* _Entries provided_
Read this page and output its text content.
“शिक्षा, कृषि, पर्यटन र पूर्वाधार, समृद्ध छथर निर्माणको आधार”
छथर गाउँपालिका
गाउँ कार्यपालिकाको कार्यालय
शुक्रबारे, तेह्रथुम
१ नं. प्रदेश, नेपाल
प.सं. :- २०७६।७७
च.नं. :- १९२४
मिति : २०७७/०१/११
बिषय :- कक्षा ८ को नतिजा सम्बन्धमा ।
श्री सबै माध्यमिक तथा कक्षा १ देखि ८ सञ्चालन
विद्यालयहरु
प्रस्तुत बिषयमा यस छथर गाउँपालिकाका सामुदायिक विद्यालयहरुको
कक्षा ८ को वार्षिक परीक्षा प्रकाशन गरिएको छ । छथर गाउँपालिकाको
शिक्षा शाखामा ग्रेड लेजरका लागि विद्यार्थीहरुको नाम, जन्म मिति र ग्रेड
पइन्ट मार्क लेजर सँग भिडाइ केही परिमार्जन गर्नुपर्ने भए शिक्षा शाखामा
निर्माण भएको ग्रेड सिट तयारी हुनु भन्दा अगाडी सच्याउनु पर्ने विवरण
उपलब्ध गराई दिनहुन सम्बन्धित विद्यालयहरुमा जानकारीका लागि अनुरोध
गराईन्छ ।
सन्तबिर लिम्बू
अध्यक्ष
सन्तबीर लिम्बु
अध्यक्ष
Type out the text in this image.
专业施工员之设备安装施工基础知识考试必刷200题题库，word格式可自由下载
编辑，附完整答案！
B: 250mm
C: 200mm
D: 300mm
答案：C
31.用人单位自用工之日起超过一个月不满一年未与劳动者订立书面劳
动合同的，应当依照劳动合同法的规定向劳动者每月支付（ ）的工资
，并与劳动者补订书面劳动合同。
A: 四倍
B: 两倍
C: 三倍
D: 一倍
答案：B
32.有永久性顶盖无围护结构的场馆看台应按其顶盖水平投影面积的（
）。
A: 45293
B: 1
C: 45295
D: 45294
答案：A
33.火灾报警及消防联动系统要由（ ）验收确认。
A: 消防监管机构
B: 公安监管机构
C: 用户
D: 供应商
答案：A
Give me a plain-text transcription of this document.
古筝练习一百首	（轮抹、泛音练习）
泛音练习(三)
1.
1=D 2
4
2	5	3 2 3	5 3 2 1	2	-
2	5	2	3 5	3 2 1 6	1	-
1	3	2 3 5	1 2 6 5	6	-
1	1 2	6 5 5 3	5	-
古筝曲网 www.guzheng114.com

* _Task goal_
How many of the lines above include the string "लयहर"? Reply with the number by itself.

* _Task answer_
3